→ **THE EXERCISE**
Reproduce every line of the listing as written, apart from the pictures.

---------------

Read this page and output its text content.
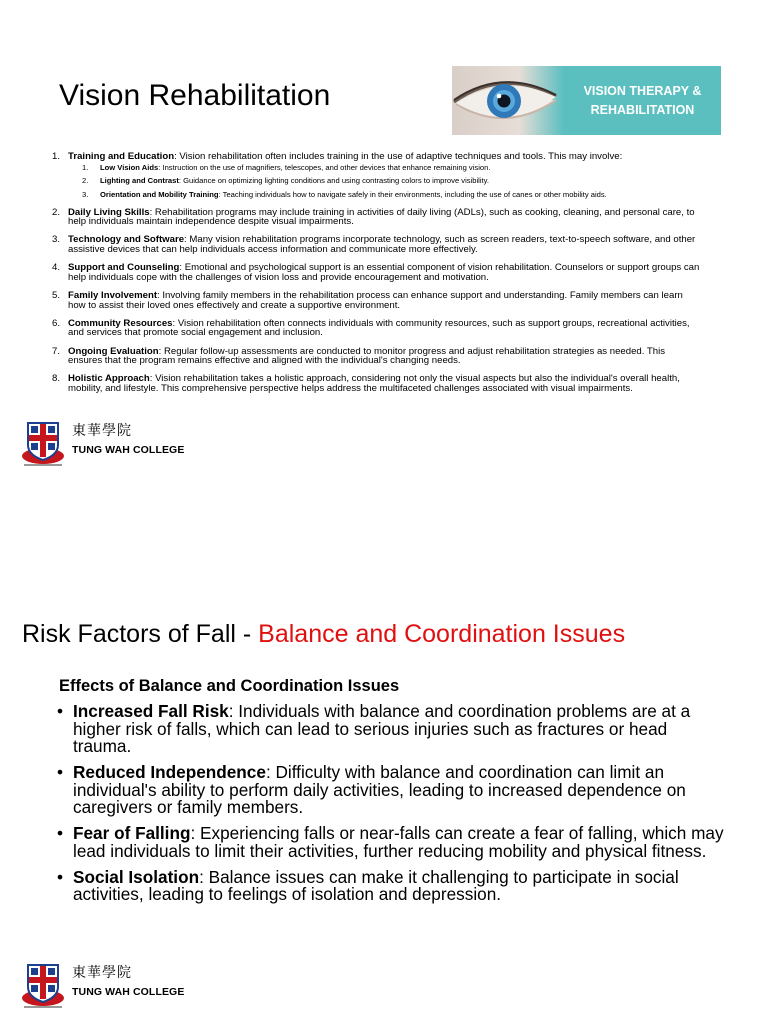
Vision Rehabilitation	VISION THERAPY &
REHABILITATION
1. Training and Education: Vision rehabilitation often includes training in the use of adaptive techniques and tools. This may involve:
1. Low Vision Aids: Instruction on the use of magnifiers, telescopes, and other devices that enhance remaining vision.
2. Lighting and Contrast: Guidance on optimizing lighting conditions and using contrasting colors to improve visibility.
3. Orientation and Mobility Training: Teaching individuals how to navigate safely in their environments, including the use of canes or other mobility aids.
2. Daily Living Skills: Rehabilitation programs may include training in activities of daily living (ADLs), such as cooking, cleaning, and personal care, to help individuals maintain independence despite visual impairments.
3. Technology and Software: Many vision rehabilitation programs incorporate technology, such as screen readers, text-to-speech software, and other assistive devices that can help individuals access information and communicate more effectively.
4. Support and Counseling: Emotional and psychological support is an essential component of vision rehabilitation. Counselors or support groups can help individuals cope with the challenges of vision loss and provide encouragement and motivation.
5. Family Involvement: Involving family members in the rehabilitation process can enhance support and understanding. Family members can learn how to assist their loved ones effectively and create a supportive environment.
6. Community Resources: Vision rehabilitation often connects individuals with community resources, such as support groups, recreational activities, and services that promote social engagement and inclusion.
7. Ongoing Evaluation: Regular follow-up assessments are conducted to monitor progress and adjust rehabilitation strategies as needed. This ensures that the program remains effective and aligned with the individual's changing needs.
8. Holistic Approach: Vision rehabilitation takes a holistic approach, considering not only the visual aspects but also the individual's overall health, mobility, and lifestyle. This comprehensive perspective helps address the multifaceted challenges associated with visual impairments.
東華學院
TUNG WAH COLLEGE
Risk Factors of Fall - Balance and Coordination Issues
Effects of Balance and Coordination Issues
• Increased Fall Risk: Individuals with balance and coordination problems are at a higher risk of falls, which can lead to serious injuries such as fractures or head trauma.
• Reduced Independence: Difficulty with balance and coordination can limit an individual's ability to perform daily activities, leading to increased dependence on caregivers or family members.
• Fear of Falling: Experiencing falls or near-falls can create a fear of falling, which may lead individuals to limit their activities, further reducing mobility and physical fitness.
• Social Isolation: Balance issues can make it challenging to participate in social activities, leading to feelings of isolation and depression.
東華學院
TUNG WAH COLLEGE
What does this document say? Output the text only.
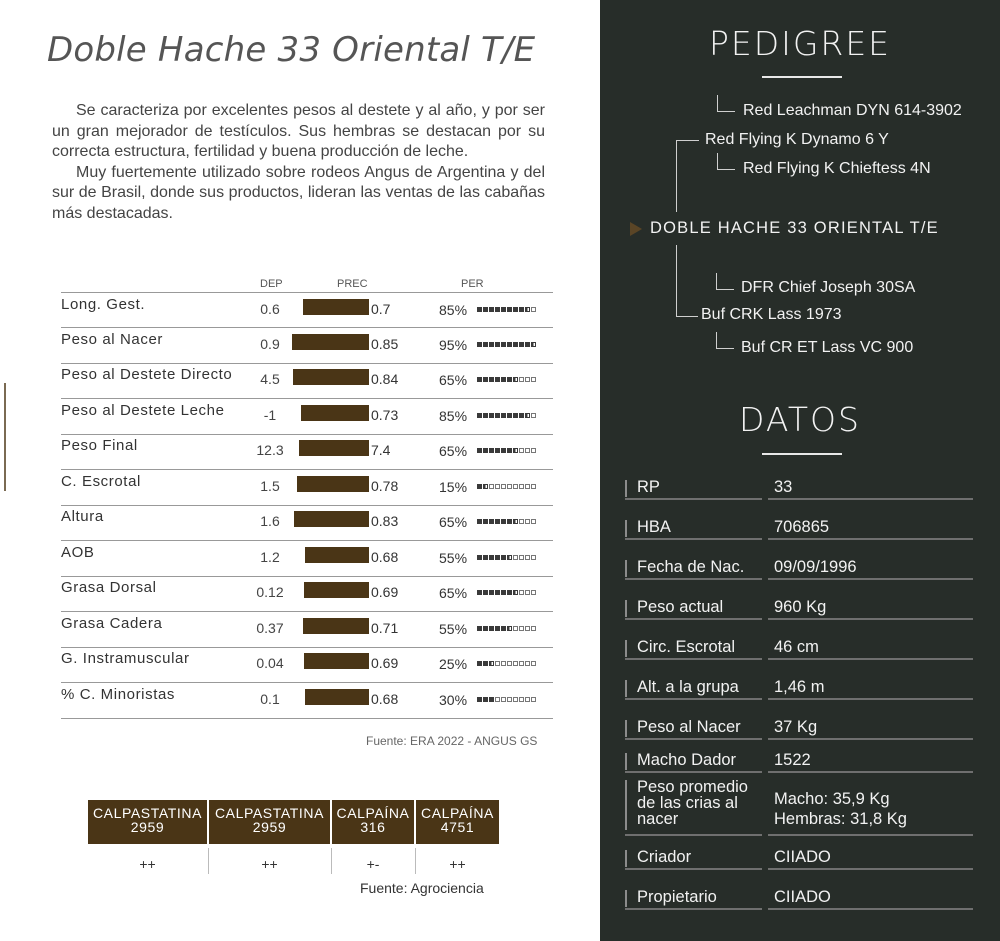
Doble Hache 33 Oriental T/E

Se caracteriza por excelentes pesos al destete y al año, y por ser un gran mejorador de testículos. Sus hembras se destacan por su correcta estructura, fertilidad y buena producción de leche.

Muy fuertemente utilizado sobre rodeos Angus de Argentina y del sur de Brasil, donde sus productos, lideran las ventas de las cabañas más destacadas.

DEP	PREC	PER
Long. Gest.	0.6	0.7	85%
Peso al Nacer	0.9	0.85	95%
Peso al Destete Directo	4.5	0.84	65%
Peso al Destete Leche	-1	0.73	85%
Peso Final	12.3	7.4	65%
C. Escrotal	1.5	0.78	15%
Altura	1.6	0.83	65%
AOB	1.2	0.68	55%
Grasa Dorsal	0.12	0.69	65%
Grasa Cadera	0.37	0.71	55%
G. Instramuscular	0.04	0.69	25%
% C. Minoristas	0.1	0.68	30%
Fuente: ERA 2022 - ANGUS GS
CALPASTATINA
2959
++
CALPASTATINA
2959
++
CALPAÍNA
316
+-
CALPAÍNA
4751
++
Fuente: Agrociencia
PEDIGREE
Red Leachman DYN 614-3902
Red Flying K Dynamo 6 Y
Red Flying K Chieftess 4N
DOBLE HACHE 33 ORIENTAL T/E
DFR Chief Joseph 30SA
Buf CRK Lass 1973
Buf CR ET Lass VC 900
DATOS
RP	33
HBA	706865
Fecha de Nac. 09/09/1996
Peso actual	960 Kg
Circ. Escrotal 46 cm
Alt. a la grupa 1,46 m
Peso al Nacer 37 Kg
Macho Dador 1522
Peso promedio de las crias al nacer
Macho: 35,9 Kg Hembras: 31,8 Kg
Criador	CIIADO
Propietario	CIIADO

---------------

→ **REPLY TO THE TASK**
Read this page and output its text content.
Vision Rehabilitation	VISION THERAPY &
REHABILITATION
1. Training and Education: Vision rehabilitation often includes training in the use of adaptive techniques and tools. This may involve:
1. Low Vision Aids: Instruction on the use of magnifiers, telescopes, and other devices that enhance remaining vision.
2. Lighting and Contrast: Guidance on optimizing lighting conditions and using contrasting colors to improve visibility.
3. Orientation and Mobility Training: Teaching individuals how to navigate safely in their environments, including the use of canes or other mobility aids.
2. Daily Living Skills: Rehabilitation programs may include training in activities of daily living (ADLs), such as cooking, cleaning, and personal care, to help individuals maintain independence despite visual impairments.
3. Technology and Software: Many vision rehabilitation programs incorporate technology, such as screen readers, text-to-speech software, and other assistive devices that can help individuals access information and communicate more effectively.
4. Support and Counseling: Emotional and psychological support is an essential component of vision rehabilitation. Counselors or support groups can help individuals cope with the challenges of vision loss and provide encouragement and motivation.
5. Family Involvement: Involving family members in the rehabilitation process can enhance support and understanding. Family members can learn how to assist their loved ones effectively and create a supportive environment.
6. Community Resources: Vision rehabilitation often connects individuals with community resources, such as support groups, recreational activities, and services that promote social engagement and inclusion.
7. Ongoing Evaluation: Regular follow-up assessments are conducted to monitor progress and adjust rehabilitation strategies as needed. This ensures that the program remains effective and aligned with the individual's changing needs.
8. Holistic Approach: Vision rehabilitation takes a holistic approach, considering not only the visual aspects but also the individual's overall health, mobility, and lifestyle. This comprehensive perspective helps address the multifaceted challenges associated with visual impairments.
東華學院
TUNG WAH COLLEGE
Risk Factors of Fall - Balance and Coordination Issues
Effects of Balance and Coordination Issues
• Increased Fall Risk: Individuals with balance and coordination problems are at a higher risk of falls, which can lead to serious injuries such as fractures or head trauma.
• Reduced Independence: Difficulty with balance and coordination can limit an individual's ability to perform daily activities, leading to increased dependence on caregivers or family members.
• Fear of Falling: Experiencing falls or near-falls can create a fear of falling, which may lead individuals to limit their activities, further reducing mobility and physical fitness.
• Social Isolation: Balance issues can make it challenging to participate in social activities, leading to feelings of isolation and depression.
東華學院
TUNG WAH COLLEGE
What does this document say? Output the text only.
Doble Hache 33 Oriental T/E

Se caracteriza por excelentes pesos al destete y al año, y por ser un gran mejorador de testículos. Sus hembras se destacan por su correcta estructura, fertilidad y buena producción de leche.

Muy fuertemente utilizado sobre rodeos Angus de Argentina y del sur de Brasil, donde sus productos, lideran las ventas de las cabañas más destacadas.

DEP	PREC	PER
Long. Gest.	0.6	0.7	85%
Peso al Nacer	0.9	0.85	95%
Peso al Destete Directo	4.5	0.84	65%
Peso al Destete Leche	-1	0.73	85%
Peso Final	12.3	7.4	65%
C. Escrotal	1.5	0.78	15%
Altura	1.6	0.83	65%
AOB	1.2	0.68	55%
Grasa Dorsal	0.12	0.69	65%
Grasa Cadera	0.37	0.71	55%
G. Instramuscular	0.04	0.69	25%
% C. Minoristas	0.1	0.68	30%
Fuente: ERA 2022 - ANGUS GS
CALPASTATINA
2959
++
CALPASTATINA
2959
++
CALPAÍNA
316
+-
CALPAÍNA
4751
++
Fuente: Agrociencia
PEDIGREE
Red Leachman DYN 614-3902
Red Flying K Dynamo 6 Y
Red Flying K Chieftess 4N
DOBLE HACHE 33 ORIENTAL T/E
DFR Chief Joseph 30SA
Buf CRK Lass 1973
Buf CR ET Lass VC 900
DATOS
RP	33
HBA	706865
Fecha de Nac. 09/09/1996
Peso actual	960 Kg
Circ. Escrotal 46 cm
Alt. a la grupa 1,46 m
Peso al Nacer 37 Kg
Macho Dador 1522
Peso promedio de las crias al nacer
Macho: 35,9 Kg Hembras: 31,8 Kg
Criador	CIIADO
Propietario	CIIADO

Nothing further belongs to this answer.